--- BEGIN ---

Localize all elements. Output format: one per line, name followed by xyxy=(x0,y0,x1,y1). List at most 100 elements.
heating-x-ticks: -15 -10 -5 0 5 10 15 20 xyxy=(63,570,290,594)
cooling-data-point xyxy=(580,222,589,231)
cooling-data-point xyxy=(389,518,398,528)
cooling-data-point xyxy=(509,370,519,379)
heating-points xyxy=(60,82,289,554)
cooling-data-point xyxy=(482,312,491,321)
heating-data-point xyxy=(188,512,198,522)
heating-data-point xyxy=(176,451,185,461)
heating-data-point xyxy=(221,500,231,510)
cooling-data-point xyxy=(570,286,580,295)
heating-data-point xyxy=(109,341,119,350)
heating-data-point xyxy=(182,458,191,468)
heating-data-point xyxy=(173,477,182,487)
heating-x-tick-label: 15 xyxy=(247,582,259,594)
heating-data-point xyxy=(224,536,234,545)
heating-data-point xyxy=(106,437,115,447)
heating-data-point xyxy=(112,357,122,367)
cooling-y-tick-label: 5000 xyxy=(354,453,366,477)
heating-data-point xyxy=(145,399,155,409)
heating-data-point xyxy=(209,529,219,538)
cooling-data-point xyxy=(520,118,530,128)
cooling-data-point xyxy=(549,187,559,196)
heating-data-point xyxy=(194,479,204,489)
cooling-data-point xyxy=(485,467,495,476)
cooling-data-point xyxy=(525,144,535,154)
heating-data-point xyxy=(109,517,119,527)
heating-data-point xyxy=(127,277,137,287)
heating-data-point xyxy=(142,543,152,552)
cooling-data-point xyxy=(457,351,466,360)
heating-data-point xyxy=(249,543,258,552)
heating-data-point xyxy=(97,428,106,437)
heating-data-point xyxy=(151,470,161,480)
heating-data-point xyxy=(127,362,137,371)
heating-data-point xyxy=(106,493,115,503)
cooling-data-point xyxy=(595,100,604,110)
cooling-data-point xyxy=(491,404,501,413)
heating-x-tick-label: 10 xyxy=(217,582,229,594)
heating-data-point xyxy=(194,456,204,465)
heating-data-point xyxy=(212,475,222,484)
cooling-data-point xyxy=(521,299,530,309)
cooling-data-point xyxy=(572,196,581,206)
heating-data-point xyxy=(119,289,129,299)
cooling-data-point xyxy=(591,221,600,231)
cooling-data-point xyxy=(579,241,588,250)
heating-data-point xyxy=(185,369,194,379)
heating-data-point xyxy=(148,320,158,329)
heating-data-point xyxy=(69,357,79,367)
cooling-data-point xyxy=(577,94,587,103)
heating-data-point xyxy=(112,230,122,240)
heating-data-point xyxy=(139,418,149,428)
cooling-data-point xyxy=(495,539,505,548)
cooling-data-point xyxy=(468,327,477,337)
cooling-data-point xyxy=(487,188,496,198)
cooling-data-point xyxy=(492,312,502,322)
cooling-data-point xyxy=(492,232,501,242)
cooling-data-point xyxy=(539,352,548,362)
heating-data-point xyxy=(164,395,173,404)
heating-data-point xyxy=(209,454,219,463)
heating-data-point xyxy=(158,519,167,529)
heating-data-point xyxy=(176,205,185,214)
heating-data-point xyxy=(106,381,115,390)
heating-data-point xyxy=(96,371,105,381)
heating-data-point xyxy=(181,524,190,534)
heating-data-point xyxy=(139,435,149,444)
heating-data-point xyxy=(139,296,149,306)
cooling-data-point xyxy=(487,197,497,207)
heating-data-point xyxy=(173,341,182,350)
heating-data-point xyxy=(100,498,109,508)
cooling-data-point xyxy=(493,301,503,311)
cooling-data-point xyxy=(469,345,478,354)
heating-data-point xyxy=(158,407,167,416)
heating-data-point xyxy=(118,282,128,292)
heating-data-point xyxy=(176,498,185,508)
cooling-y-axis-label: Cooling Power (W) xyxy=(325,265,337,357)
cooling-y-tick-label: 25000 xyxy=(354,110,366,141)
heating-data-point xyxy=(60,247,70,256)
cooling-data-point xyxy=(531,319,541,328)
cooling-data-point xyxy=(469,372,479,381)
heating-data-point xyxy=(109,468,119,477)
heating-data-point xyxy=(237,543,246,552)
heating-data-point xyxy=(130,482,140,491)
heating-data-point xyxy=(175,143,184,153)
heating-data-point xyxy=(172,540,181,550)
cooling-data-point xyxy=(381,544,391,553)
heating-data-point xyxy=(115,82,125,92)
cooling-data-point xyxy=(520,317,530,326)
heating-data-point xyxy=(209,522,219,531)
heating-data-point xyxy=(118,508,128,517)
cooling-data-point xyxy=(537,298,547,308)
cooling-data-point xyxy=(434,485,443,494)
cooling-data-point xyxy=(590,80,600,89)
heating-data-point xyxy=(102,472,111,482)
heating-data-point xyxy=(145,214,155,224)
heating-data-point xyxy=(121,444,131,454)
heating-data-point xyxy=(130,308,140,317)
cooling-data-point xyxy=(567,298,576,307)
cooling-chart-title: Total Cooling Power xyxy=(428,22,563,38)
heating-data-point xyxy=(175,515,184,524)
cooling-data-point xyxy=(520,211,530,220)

--- END ---

- **Directions for this task**:
Update the items above by changing every "heating-data-point" to "heating-point", and leave everything else as it is.

- **Full response**:
Localize all elements. Output format: one per line, name followed by xyxy=(x0,y0,x1,y1). List at most 100 elements.
heating-x-ticks: -15 -10 -5 0 5 10 15 20 xyxy=(63,570,290,594)
cooling-data-point xyxy=(580,222,589,231)
cooling-data-point xyxy=(389,518,398,528)
cooling-data-point xyxy=(509,370,519,379)
heating-points xyxy=(60,82,289,554)
cooling-data-point xyxy=(482,312,491,321)
heating-point xyxy=(188,512,198,522)
heating-point xyxy=(176,451,185,461)
heating-point xyxy=(221,500,231,510)
cooling-data-point xyxy=(570,286,580,295)
heating-point xyxy=(109,341,119,350)
heating-point xyxy=(182,458,191,468)
heating-point xyxy=(173,477,182,487)
heating-x-tick-label: 15 xyxy=(247,582,259,594)
heating-point xyxy=(224,536,234,545)
heating-point xyxy=(106,437,115,447)
heating-point xyxy=(112,357,122,367)
cooling-y-tick-label: 5000 xyxy=(354,453,366,477)
heating-point xyxy=(145,399,155,409)
heating-point xyxy=(209,529,219,538)
cooling-data-point xyxy=(520,118,530,128)
cooling-data-point xyxy=(549,187,559,196)
heating-point xyxy=(194,479,204,489)
cooling-data-point xyxy=(485,467,495,476)
cooling-data-point xyxy=(525,144,535,154)
heating-point xyxy=(109,517,119,527)
heating-point xyxy=(127,277,137,287)
heating-point xyxy=(142,543,152,552)
cooling-data-point xyxy=(457,351,466,360)
heating-point xyxy=(249,543,258,552)
heating-point xyxy=(97,428,106,437)
heating-point xyxy=(151,470,161,480)
heating-point xyxy=(127,362,137,371)
heating-point xyxy=(106,493,115,503)
cooling-data-point xyxy=(595,100,604,110)
cooling-data-point xyxy=(491,404,501,413)
heating-x-tick-label: 10 xyxy=(217,582,229,594)
heating-point xyxy=(194,456,204,465)
heating-point xyxy=(212,475,222,484)
cooling-data-point xyxy=(521,299,530,309)
cooling-data-point xyxy=(572,196,581,206)
heating-point xyxy=(119,289,129,299)
cooling-data-point xyxy=(591,221,600,231)
cooling-data-point xyxy=(579,241,588,250)
heating-point xyxy=(185,369,194,379)
heating-point xyxy=(148,320,158,329)
heating-point xyxy=(69,357,79,367)
cooling-data-point xyxy=(577,94,587,103)
heating-point xyxy=(112,230,122,240)
heating-point xyxy=(139,418,149,428)
cooling-data-point xyxy=(495,539,505,548)
cooling-data-point xyxy=(468,327,477,337)
cooling-data-point xyxy=(487,188,496,198)
cooling-data-point xyxy=(492,312,502,322)
cooling-data-point xyxy=(492,232,501,242)
cooling-data-point xyxy=(539,352,548,362)
heating-point xyxy=(164,395,173,404)
heating-point xyxy=(209,454,219,463)
heating-point xyxy=(158,519,167,529)
heating-point xyxy=(176,205,185,214)
heating-point xyxy=(106,381,115,390)
heating-point xyxy=(96,371,105,381)
heating-point xyxy=(181,524,190,534)
heating-point xyxy=(139,435,149,444)
heating-point xyxy=(139,296,149,306)
cooling-data-point xyxy=(487,197,497,207)
heating-point xyxy=(173,341,182,350)
heating-point xyxy=(100,498,109,508)
cooling-data-point xyxy=(493,301,503,311)
cooling-data-point xyxy=(469,345,478,354)
heating-point xyxy=(158,407,167,416)
heating-point xyxy=(118,282,128,292)
heating-point xyxy=(176,498,185,508)
cooling-y-axis-label: Cooling Power (W) xyxy=(325,265,337,357)
cooling-y-tick-label: 25000 xyxy=(354,110,366,141)
heating-point xyxy=(60,247,70,256)
cooling-data-point xyxy=(531,319,541,328)
cooling-data-point xyxy=(469,372,479,381)
heating-point xyxy=(109,468,119,477)
heating-point xyxy=(237,543,246,552)
heating-point xyxy=(130,482,140,491)
heating-point xyxy=(175,143,184,153)
heating-point xyxy=(172,540,181,550)
cooling-data-point xyxy=(381,544,391,553)
heating-point xyxy=(115,82,125,92)
cooling-data-point xyxy=(520,317,530,326)
heating-point xyxy=(209,522,219,531)
heating-point xyxy=(118,508,128,517)
cooling-data-point xyxy=(537,298,547,308)
cooling-data-point xyxy=(434,485,443,494)
cooling-data-point xyxy=(590,80,600,89)
heating-point xyxy=(102,472,111,482)
heating-point xyxy=(145,214,155,224)
heating-point xyxy=(121,444,131,454)
heating-point xyxy=(130,308,140,317)
cooling-data-point xyxy=(567,298,576,307)
cooling-chart-title: Total Cooling Power xyxy=(428,22,563,38)
heating-point xyxy=(175,515,184,524)
cooling-data-point xyxy=(520,211,530,220)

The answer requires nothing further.